▶ _What is required_:
Please repeat the data below exactly, with the pictures removed.

▶ _Document text records_:
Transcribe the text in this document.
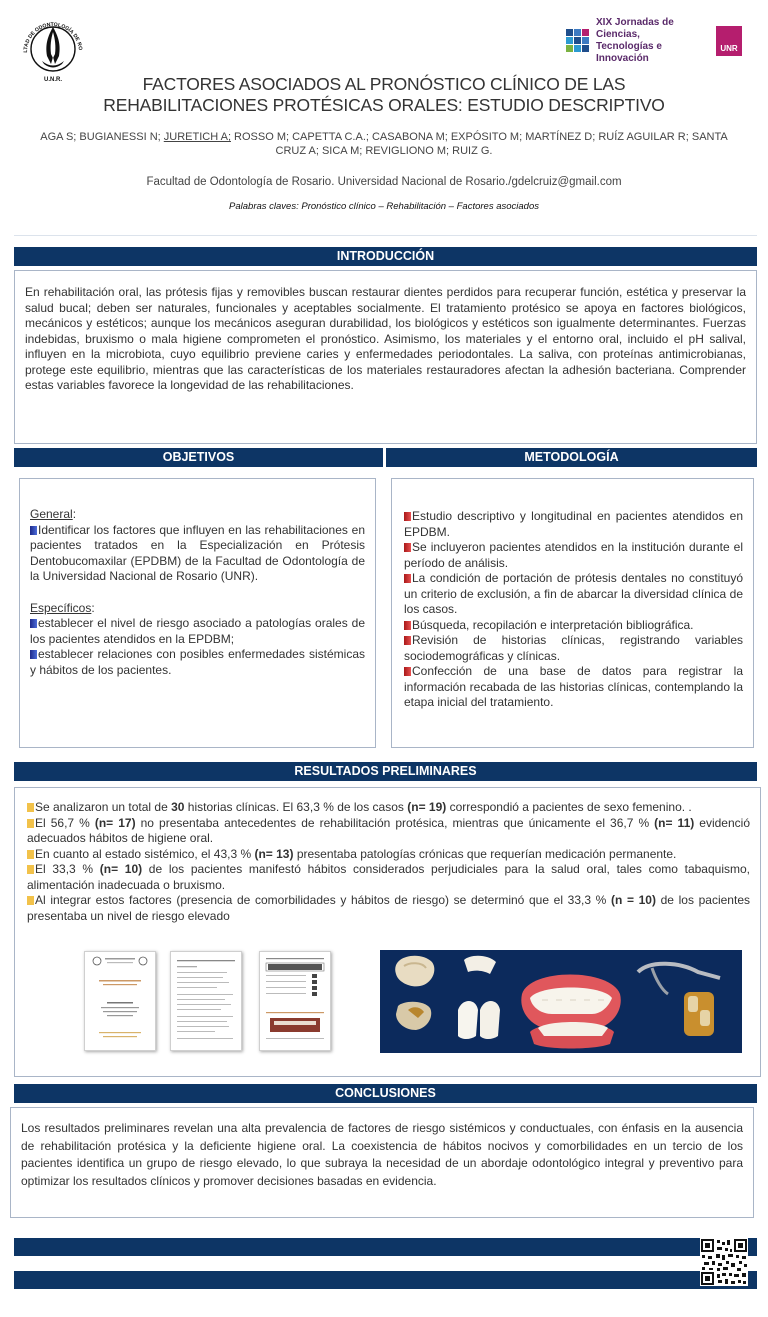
LTAD DE ODONTOLOGÍA DE RO
U.N.R.
XIX Jornadas de Ciencias,
Tecnologías e Innovación
UNR
FACTORES ASOCIADOS AL PRONÓSTICO CLÍNICO DE LAS
REHABILITACIONES PROTÉSICAS ORALES: ESTUDIO DESCRIPTIVO
AGA S; BUGIANESSI N; JURETICH A; ROSSO M; CAPETTA C.A.; CASABONA M; EXPÓSITO M; MARTÍNEZ D; RUÍZ AGUILAR R; SANTA CRUZ A; SICA M; REVIGLIONO M; RUIZ G.
Facultad de Odontología de Rosario. Universidad Nacional de Rosario./gdelcruiz@gmail.com
Palabras claves: Pronóstico clínico – Rehabilitación – Factores asociados
INTRODUCCIÓN

En rehabilitación oral, las prótesis fijas y removibles buscan restaurar dientes perdidos para recuperar función, estética y preservar la salud bucal; deben ser naturales, funcionales y aceptables socialmente. El tratamiento protésico se apoya en factores biológicos, mecánicos y estéticos; aunque los mecánicos aseguran durabilidad, los biológicos y estéticos son igualmente determinantes. Fuerzas indebidas, bruxismo o mala higiene comprometen el pronóstico. Asimismo, los materiales y el entorno oral, incluido el pH salival, influyen en la microbiota, cuyo equilibrio previene caries y enfermedades periodontales. La saliva, con proteínas antimicrobianas, protege este equilibrio, mientras que las características de los materiales restauradores afectan la adhesión bacteriana. Comprender estas variables favorece la longevidad de las rehabilitaciones.

OBJETIVOS

General:

Identificar los factores que influyen en las rehabilitaciones en pacientes tratados en la Especialización en Prótesis Dentobucomaxilar (EPDBM) de la Facultad de Odontología de la Universidad Nacional de Rosario (UNR).

Específicos:

establecer el nivel de riesgo asociado a patologías orales de los pacientes atendidos en la EPDBM;

establecer relaciones con posibles enfermedades sistémicas y hábitos de los pacientes.

METODOLOGÍA

Estudio descriptivo y longitudinal en pacientes atendidos en EPDBM.

Se incluyeron pacientes atendidos en la institución durante el período de análisis.

La condición de portación de prótesis dentales no constituyó un criterio de exclusión, a fin de abarcar la diversidad clínica de los casos.

Búsqueda, recopilación e interpretación bibliográfica.

Revisión de historias clínicas, registrando variables sociodemográficas y clínicas.

Confección de una base de datos para registrar la información recabada de las historias clínicas, contemplando la etapa inicial del tratamiento.

RESULTADOS PRELIMINARES

Se analizaron un total de 30 historias clínicas. El 63,3 % de los casos (n= 19) correspondió a pacientes de sexo femenino. .

El 56,7 % (n= 17) no presentaba antecedentes de rehabilitación protésica, mientras que únicamente el 36,7 % (n= 11) evidenció adecuados hábitos de higiene oral.

En cuanto al estado sistémico, el 43,3 % (n= 13) presentaba patologías crónicas que requerían medicación permanente.

El 33,3 % (n= 10) de los pacientes manifestó hábitos considerados perjudiciales para la salud oral, tales como tabaquismo, alimentación inadecuada o bruxismo.

Al integrar estos factores (presencia de comorbilidades y hábitos de riesgo) se determinó que el 33,3 % (n = 10) de los pacientes presentaba un nivel de riesgo elevado

CONCLUSIONES

Los resultados preliminares revelan una alta prevalencia de factores de riesgo sistémicos y conductuales, con énfasis en la ausencia de rehabilitación protésica y la deficiente higiene oral. La coexistencia de hábitos nocivos y comorbilidades en un tercio de los pacientes identifica un grupo de riesgo elevado, lo que subraya la necesidad de un abordaje odontológico integral y preventivo para optimizar los resultados clínicos y promover decisiones basadas en evidencia.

▶ _Your solution_:
Transcribe the text in this document.
LTAD DE ODONTOLOGÍA DE RO
U.N.R.
XIX Jornadas de Ciencias,
Tecnologías e Innovación
UNR
FACTORES ASOCIADOS AL PRONÓSTICO CLÍNICO DE LAS
REHABILITACIONES PROTÉSICAS ORALES: ESTUDIO DESCRIPTIVO
AGA S; BUGIANESSI N; JURETICH A; ROSSO M; CAPETTA C.A.; CASABONA M; EXPÓSITO M; MARTÍNEZ D; RUÍZ AGUILAR R; SANTA CRUZ A; SICA M; REVIGLIONO M; RUIZ G.
Facultad de Odontología de Rosario. Universidad Nacional de Rosario./gdelcruiz@gmail.com
Palabras claves: Pronóstico clínico – Rehabilitación – Factores asociados
INTRODUCCIÓN

En rehabilitación oral, las prótesis fijas y removibles buscan restaurar dientes perdidos para recuperar función, estética y preservar la salud bucal; deben ser naturales, funcionales y aceptables socialmente. El tratamiento protésico se apoya en factores biológicos, mecánicos y estéticos; aunque los mecánicos aseguran durabilidad, los biológicos y estéticos son igualmente determinantes. Fuerzas indebidas, bruxismo o mala higiene comprometen el pronóstico. Asimismo, los materiales y el entorno oral, incluido el pH salival, influyen en la microbiota, cuyo equilibrio previene caries y enfermedades periodontales. La saliva, con proteínas antimicrobianas, protege este equilibrio, mientras que las características de los materiales restauradores afectan la adhesión bacteriana. Comprender estas variables favorece la longevidad de las rehabilitaciones.

OBJETIVOS

General:

Identificar los factores que influyen en las rehabilitaciones en pacientes tratados en la Especialización en Prótesis Dentobucomaxilar (EPDBM) de la Facultad de Odontología de la Universidad Nacional de Rosario (UNR).

Específicos:

establecer el nivel de riesgo asociado a patologías orales de los pacientes atendidos en la EPDBM;

establecer relaciones con posibles enfermedades sistémicas y hábitos de los pacientes.

METODOLOGÍA

Estudio descriptivo y longitudinal en pacientes atendidos en EPDBM.

Se incluyeron pacientes atendidos en la institución durante el período de análisis.

La condición de portación de prótesis dentales no constituyó un criterio de exclusión, a fin de abarcar la diversidad clínica de los casos.

Búsqueda, recopilación e interpretación bibliográfica.

Revisión de historias clínicas, registrando variables sociodemográficas y clínicas.

Confección de una base de datos para registrar la información recabada de las historias clínicas, contemplando la etapa inicial del tratamiento.

RESULTADOS PRELIMINARES

Se analizaron un total de 30 historias clínicas. El 63,3 % de los casos (n= 19) correspondió a pacientes de sexo femenino. .

El 56,7 % (n= 17) no presentaba antecedentes de rehabilitación protésica, mientras que únicamente el 36,7 % (n= 11) evidenció adecuados hábitos de higiene oral.

En cuanto al estado sistémico, el 43,3 % (n= 13) presentaba patologías crónicas que requerían medicación permanente.

El 33,3 % (n= 10) de los pacientes manifestó hábitos considerados perjudiciales para la salud oral, tales como tabaquismo, alimentación inadecuada o bruxismo.

Al integrar estos factores (presencia de comorbilidades y hábitos de riesgo) se determinó que el 33,3 % (n = 10) de los pacientes presentaba un nivel de riesgo elevado

CONCLUSIONES

Los resultados preliminares revelan una alta prevalencia de factores de riesgo sistémicos y conductuales, con énfasis en la ausencia de rehabilitación protésica y la deficiente higiene oral. La coexistencia de hábitos nocivos y comorbilidades en un tercio de los pacientes identifica un grupo de riesgo elevado, lo que subraya la necesidad de un abordaje odontológico integral y preventivo para optimizar los resultados clínicos y promover decisiones basadas en evidencia.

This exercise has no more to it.